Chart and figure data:
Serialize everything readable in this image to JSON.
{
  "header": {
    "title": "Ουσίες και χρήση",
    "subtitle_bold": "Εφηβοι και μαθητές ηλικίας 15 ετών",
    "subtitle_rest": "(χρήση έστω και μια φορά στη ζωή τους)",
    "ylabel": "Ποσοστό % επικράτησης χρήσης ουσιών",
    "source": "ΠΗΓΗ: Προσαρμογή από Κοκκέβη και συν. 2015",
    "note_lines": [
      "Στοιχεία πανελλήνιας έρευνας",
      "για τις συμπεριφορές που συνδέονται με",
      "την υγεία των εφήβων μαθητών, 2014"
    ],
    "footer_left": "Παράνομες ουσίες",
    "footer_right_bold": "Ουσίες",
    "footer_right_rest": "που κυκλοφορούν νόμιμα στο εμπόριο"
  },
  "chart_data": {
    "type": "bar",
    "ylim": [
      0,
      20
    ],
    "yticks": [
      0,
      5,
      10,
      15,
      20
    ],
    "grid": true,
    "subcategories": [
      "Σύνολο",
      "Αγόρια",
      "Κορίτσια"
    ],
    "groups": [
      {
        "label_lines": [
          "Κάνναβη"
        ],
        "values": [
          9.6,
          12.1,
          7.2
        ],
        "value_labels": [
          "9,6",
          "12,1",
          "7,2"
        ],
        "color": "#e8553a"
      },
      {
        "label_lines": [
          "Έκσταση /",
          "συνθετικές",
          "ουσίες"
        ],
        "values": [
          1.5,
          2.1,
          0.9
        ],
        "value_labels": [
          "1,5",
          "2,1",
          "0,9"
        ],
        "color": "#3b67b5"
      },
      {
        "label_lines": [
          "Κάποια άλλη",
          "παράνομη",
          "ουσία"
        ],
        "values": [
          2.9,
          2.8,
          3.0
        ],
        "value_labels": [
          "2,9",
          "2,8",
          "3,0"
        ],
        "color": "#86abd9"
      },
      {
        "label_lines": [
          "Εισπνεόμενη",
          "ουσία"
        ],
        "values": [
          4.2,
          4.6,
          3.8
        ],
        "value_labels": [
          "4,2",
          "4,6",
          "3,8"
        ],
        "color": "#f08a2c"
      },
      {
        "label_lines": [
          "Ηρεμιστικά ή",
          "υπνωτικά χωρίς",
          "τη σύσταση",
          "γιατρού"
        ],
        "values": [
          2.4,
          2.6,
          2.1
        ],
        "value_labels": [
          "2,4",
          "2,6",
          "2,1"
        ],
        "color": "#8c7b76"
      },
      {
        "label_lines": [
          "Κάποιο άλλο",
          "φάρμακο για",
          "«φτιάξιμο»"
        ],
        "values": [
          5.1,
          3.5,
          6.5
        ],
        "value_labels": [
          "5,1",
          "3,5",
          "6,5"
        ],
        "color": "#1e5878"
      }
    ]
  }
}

■ **What is required**
Quote every line of the data, word for word.

■ **Output for this task**
Serialize everything readable in this image to JSON.
{
  "header": {
    "title": "Ουσίες και χρήση",
    "subtitle_bold": "Εφηβοι και μαθητές ηλικίας 15 ετών",
    "subtitle_rest": "(χρήση έστω και μια φορά στη ζωή τους)",
    "ylabel": "Ποσοστό % επικράτησης χρήσης ουσιών",
    "source": "ΠΗΓΗ: Προσαρμογή από Κοκκέβη και συν. 2015",
    "note_lines": [
      "Στοιχεία πανελλήνιας έρευνας",
      "για τις συμπεριφορές που συνδέονται με",
      "την υγεία των εφήβων μαθητών, 2014"
    ],
    "footer_left": "Παράνομες ουσίες",
    "footer_right_bold": "Ουσίες",
    "footer_right_rest": "που κυκλοφορούν νόμιμα στο εμπόριο"
  },
  "chart_data": {
    "type": "bar",
    "ylim": [
      0,
      20
    ],
    "yticks": [
      0,
      5,
      10,
      15,
      20
    ],
    "grid": true,
    "subcategories": [
      "Σύνολο",
      "Αγόρια",
      "Κορίτσια"
    ],
    "groups": [
      {
        "label_lines": [
          "Κάνναβη"
        ],
        "values": [
          9.6,
          12.1,
          7.2
        ],
        "value_labels": [
          "9,6",
          "12,1",
          "7,2"
        ],
        "color": "#e8553a"
      },
      {
        "label_lines": [
          "Έκσταση /",
          "συνθετικές",
          "ουσίες"
        ],
        "values": [
          1.5,
          2.1,
          0.9
        ],
        "value_labels": [
          "1,5",
          "2,1",
          "0,9"
        ],
        "color": "#3b67b5"
      },
      {
        "label_lines": [
          "Κάποια άλλη",
          "παράνομη",
          "ουσία"
        ],
        "values": [
          2.9,
          2.8,
          3.0
        ],
        "value_labels": [
          "2,9",
          "2,8",
          "3,0"
        ],
        "color": "#86abd9"
      },
      {
        "label_lines": [
          "Εισπνεόμενη",
          "ουσία"
        ],
        "values": [
          4.2,
          4.6,
          3.8
        ],
        "value_labels": [
          "4,2",
          "4,6",
          "3,8"
        ],
        "color": "#f08a2c"
      },
      {
        "label_lines": [
          "Ηρεμιστικά ή",
          "υπνωτικά χωρίς",
          "τη σύσταση",
          "γιατρού"
        ],
        "values": [
          2.4,
          2.6,
          2.1
        ],
        "value_labels": [
          "2,4",
          "2,6",
          "2,1"
        ],
        "color": "#8c7b76"
      },
      {
        "label_lines": [
          "Κάποιο άλλο",
          "φάρμακο για",
          "«φτιάξιμο»"
        ],
        "values": [
          5.1,
          3.5,
          6.5
        ],
        "value_labels": [
          "5,1",
          "3,5",
          "6,5"
        ],
        "color": "#1e5878"
      }
    ]
  }
}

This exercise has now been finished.